| Task to carry out |
Skip every line before the one containing "Output a JSON", then copy that line and the rest of the entries below exactly, through the last line.
◇ ◇ ◇ ◇ ◇
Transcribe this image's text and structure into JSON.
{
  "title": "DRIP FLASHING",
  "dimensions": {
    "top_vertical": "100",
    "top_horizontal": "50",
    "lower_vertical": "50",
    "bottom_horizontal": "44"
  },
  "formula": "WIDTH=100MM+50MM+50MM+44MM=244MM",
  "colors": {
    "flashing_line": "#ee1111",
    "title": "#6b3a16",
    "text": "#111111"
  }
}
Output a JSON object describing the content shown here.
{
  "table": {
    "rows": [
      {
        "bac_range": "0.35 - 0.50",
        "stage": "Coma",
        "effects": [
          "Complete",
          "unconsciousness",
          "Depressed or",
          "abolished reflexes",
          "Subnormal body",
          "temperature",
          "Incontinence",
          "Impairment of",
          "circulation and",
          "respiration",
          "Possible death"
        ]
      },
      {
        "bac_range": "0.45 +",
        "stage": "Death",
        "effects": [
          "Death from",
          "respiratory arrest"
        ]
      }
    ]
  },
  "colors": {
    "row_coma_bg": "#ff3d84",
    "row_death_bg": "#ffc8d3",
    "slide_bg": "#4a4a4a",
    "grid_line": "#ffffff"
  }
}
◇ ◇ ◇ ◇ ◇
| Result |
Output a JSON object describing the content shown here.
{
  "table": {
    "rows": [
      {
        "bac_range": "0.35 - 0.50",
        "stage": "Coma",
        "effects": [
          "Complete",
          "unconsciousness",
          "Depressed or",
          "abolished reflexes",
          "Subnormal body",
          "temperature",
          "Incontinence",
          "Impairment of",
          "circulation and",
          "respiration",
          "Possible death"
        ]
      },
      {
        "bac_range": "0.45 +",
        "stage": "Death",
        "effects": [
          "Death from",
          "respiratory arrest"
        ]
      }
    ]
  },
  "colors": {
    "row_coma_bg": "#ff3d84",
    "row_death_bg": "#ffc8d3",
    "slide_bg": "#4a4a4a",
    "grid_line": "#ffffff"
  }
}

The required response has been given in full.